* TASK PROMPT *
Write out all the entries below without any change.

* SOURCE RECORDS *
=== Begin Enclosure ===

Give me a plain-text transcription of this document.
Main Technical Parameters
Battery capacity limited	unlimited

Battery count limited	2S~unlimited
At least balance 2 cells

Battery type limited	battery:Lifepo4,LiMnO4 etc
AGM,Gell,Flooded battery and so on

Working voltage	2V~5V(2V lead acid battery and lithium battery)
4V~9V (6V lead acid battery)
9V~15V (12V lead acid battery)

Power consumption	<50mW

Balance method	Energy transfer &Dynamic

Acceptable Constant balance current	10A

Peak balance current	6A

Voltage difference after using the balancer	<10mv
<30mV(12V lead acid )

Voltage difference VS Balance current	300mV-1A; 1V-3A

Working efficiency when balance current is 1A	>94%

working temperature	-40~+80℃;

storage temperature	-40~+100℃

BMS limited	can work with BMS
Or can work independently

=== End Enclosure ===

* ANSWER SECTION *
Give me a plain-text transcription of this document.
Main Technical Parameters
Battery capacity limited	unlimited

Battery count limited	2S~unlimited
At least balance 2 cells

Battery type limited	battery:Lifepo4,LiMnO4 etc
AGM,Gell,Flooded battery and so on

Working voltage	2V~5V(2V lead acid battery and lithium battery)
4V~9V (6V lead acid battery)
9V~15V (12V lead acid battery)

Power consumption	<50mW

Balance method	Energy transfer &Dynamic

Acceptable Constant balance current	10A

Peak balance current	6A

Voltage difference after using the balancer	<10mv
<30mV(12V lead acid )

Voltage difference VS Balance current	300mV-1A; 1V-3A

Working efficiency when balance current is 1A	>94%

working temperature	-40~+80℃;

storage temperature	-40~+100℃

BMS limited	can work with BMS
Or can work independently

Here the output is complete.